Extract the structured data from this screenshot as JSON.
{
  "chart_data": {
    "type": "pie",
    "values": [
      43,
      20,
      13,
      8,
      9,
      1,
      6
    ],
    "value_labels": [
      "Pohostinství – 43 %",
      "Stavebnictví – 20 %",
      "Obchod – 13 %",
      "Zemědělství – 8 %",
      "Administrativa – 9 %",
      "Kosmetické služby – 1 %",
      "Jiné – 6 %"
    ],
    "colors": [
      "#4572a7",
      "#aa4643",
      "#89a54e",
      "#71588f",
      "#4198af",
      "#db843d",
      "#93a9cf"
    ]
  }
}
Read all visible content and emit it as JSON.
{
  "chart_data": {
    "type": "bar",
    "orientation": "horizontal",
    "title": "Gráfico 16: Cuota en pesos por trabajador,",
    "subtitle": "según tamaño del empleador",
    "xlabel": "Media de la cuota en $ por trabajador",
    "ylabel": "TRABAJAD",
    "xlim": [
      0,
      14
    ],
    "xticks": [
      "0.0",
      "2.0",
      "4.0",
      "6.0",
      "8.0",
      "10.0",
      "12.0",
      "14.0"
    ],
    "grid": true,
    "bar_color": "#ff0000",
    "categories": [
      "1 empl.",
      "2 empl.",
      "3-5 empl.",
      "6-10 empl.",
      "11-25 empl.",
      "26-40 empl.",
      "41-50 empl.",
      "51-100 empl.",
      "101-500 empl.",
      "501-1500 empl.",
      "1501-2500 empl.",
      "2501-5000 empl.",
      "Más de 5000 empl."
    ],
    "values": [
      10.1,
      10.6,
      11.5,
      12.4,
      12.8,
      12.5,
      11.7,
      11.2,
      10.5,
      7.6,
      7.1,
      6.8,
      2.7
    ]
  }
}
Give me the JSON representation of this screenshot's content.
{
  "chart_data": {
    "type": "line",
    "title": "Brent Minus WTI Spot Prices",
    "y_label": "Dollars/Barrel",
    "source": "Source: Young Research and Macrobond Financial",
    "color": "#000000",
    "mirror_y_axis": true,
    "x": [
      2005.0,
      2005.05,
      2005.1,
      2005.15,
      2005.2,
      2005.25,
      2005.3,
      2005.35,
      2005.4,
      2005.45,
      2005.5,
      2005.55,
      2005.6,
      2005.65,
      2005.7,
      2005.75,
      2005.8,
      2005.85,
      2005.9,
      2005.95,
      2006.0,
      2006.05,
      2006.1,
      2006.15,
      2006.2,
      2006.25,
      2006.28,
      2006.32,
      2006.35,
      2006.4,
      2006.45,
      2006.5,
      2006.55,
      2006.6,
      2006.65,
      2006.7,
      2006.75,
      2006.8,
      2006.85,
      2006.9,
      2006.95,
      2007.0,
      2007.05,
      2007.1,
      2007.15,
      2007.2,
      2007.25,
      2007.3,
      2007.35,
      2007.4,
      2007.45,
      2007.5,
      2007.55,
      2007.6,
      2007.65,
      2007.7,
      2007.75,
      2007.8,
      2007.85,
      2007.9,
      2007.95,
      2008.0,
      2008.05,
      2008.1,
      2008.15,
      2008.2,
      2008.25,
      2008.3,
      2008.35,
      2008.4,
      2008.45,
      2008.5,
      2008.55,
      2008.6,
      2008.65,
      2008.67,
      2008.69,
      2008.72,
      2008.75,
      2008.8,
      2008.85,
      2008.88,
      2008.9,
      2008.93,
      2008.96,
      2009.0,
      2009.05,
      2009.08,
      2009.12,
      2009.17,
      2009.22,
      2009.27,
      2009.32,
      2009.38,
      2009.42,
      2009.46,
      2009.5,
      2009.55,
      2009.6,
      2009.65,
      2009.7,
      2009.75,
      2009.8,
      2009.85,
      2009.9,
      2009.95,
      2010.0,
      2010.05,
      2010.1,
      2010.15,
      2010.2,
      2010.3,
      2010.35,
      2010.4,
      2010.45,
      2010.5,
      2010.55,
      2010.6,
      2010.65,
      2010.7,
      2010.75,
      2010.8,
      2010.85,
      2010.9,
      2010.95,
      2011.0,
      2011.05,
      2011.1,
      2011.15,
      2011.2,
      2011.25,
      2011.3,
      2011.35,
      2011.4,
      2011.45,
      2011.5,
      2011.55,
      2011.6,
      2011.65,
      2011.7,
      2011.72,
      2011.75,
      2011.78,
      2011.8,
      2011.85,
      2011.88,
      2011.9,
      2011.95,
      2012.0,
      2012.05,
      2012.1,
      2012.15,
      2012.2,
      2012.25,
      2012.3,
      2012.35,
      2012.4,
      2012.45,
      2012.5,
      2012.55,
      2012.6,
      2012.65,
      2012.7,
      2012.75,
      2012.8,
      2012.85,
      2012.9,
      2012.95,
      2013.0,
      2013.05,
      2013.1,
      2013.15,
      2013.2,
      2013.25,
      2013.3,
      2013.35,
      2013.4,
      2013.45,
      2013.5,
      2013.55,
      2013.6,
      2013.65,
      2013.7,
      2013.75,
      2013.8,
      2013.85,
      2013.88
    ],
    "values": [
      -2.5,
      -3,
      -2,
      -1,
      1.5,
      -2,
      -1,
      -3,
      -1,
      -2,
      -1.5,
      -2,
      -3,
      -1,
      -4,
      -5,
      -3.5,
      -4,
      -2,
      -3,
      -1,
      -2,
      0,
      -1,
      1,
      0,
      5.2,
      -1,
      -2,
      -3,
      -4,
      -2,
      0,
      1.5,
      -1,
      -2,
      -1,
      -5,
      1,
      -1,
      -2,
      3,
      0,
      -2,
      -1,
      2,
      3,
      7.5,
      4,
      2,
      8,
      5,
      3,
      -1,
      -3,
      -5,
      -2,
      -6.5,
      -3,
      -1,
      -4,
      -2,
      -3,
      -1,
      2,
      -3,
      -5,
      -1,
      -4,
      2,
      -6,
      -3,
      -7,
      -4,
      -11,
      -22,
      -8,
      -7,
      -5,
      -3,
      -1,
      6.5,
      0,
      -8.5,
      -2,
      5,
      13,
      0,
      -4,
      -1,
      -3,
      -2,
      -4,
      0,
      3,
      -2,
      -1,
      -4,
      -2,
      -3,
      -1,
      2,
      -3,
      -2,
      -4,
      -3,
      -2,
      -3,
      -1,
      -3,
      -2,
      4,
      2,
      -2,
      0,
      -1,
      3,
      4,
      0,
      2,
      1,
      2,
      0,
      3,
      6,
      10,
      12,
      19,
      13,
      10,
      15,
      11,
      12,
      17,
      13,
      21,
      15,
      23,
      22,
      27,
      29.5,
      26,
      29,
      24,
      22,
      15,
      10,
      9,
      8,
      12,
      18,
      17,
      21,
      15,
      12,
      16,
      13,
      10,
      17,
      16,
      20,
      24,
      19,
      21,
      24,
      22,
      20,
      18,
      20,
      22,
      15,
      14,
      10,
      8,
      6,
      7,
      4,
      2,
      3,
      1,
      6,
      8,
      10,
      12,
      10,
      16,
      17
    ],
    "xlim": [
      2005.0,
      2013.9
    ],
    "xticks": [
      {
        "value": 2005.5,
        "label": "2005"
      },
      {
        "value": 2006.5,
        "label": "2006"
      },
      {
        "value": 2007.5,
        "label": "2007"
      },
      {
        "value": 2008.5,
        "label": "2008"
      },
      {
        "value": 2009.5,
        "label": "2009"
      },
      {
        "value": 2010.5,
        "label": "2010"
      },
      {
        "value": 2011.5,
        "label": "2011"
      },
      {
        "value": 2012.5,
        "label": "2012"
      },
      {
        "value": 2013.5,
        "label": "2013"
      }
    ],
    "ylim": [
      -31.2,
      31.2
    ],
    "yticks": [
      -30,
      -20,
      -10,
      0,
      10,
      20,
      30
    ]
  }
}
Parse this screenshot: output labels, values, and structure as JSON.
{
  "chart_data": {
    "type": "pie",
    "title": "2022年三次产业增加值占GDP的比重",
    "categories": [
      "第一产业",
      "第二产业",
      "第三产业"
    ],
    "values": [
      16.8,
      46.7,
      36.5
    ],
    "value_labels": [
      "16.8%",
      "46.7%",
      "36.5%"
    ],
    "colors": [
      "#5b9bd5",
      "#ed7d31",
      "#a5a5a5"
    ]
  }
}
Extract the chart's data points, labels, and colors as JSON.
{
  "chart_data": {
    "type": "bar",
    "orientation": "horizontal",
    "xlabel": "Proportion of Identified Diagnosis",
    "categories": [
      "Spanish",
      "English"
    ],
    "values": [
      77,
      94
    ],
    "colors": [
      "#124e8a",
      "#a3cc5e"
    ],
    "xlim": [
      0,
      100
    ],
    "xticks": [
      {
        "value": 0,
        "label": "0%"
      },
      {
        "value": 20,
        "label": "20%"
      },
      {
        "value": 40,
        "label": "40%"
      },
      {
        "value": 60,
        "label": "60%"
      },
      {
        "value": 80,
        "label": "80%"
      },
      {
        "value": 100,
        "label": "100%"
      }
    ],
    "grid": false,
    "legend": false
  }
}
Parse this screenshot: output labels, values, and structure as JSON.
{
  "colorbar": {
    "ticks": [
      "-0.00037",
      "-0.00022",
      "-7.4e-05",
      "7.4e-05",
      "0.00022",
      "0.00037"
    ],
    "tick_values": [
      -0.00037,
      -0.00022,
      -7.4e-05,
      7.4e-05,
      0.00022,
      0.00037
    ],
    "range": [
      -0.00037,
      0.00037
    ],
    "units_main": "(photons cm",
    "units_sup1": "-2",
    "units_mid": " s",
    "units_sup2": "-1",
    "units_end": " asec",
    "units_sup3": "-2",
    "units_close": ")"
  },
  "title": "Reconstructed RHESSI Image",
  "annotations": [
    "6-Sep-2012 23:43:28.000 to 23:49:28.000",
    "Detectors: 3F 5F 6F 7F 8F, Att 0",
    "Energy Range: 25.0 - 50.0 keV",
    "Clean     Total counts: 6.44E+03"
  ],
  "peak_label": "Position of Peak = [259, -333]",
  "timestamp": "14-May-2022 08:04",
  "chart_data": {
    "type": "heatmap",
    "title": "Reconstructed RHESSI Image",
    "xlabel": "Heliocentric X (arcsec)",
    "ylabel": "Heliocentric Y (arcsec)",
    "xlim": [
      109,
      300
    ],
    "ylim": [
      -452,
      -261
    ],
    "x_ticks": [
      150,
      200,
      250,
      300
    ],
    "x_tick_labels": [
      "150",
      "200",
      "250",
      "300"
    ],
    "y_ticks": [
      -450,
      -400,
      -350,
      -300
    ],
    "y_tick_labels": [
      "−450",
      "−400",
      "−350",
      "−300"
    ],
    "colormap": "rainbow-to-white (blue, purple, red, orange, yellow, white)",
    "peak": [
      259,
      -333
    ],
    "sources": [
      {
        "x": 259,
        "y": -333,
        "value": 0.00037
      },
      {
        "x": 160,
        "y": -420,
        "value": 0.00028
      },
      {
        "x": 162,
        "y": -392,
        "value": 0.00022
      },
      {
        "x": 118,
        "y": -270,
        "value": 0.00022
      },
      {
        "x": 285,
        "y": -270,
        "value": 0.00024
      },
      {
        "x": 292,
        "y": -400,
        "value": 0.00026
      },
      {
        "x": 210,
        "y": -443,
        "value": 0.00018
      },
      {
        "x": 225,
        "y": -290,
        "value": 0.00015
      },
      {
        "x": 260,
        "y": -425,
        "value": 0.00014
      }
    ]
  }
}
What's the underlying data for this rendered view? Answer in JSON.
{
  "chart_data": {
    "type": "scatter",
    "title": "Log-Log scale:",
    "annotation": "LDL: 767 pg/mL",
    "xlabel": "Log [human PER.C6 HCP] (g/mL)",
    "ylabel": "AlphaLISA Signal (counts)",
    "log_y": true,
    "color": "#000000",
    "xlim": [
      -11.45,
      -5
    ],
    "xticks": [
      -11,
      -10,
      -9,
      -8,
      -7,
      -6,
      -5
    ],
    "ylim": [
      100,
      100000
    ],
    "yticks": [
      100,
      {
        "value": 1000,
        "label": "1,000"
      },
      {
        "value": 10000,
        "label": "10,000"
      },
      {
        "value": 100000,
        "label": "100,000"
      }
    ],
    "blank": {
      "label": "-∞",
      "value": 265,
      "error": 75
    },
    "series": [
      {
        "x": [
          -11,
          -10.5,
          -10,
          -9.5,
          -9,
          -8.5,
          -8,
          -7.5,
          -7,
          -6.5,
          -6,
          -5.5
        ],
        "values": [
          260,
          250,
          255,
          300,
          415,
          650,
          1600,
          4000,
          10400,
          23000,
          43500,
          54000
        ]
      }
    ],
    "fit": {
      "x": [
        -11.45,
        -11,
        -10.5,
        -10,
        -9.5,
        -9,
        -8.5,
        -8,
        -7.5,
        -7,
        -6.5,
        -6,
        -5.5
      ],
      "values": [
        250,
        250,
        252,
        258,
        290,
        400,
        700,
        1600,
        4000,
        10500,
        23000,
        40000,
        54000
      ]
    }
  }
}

• Objective
From the entries above, return each line with the word "trabajador" in it.

• Exercise result
    "title": "Gráfico 16: Cuota en pesos por trabajador,",
    "xlabel": "Media de la cuota en $ por trabajador",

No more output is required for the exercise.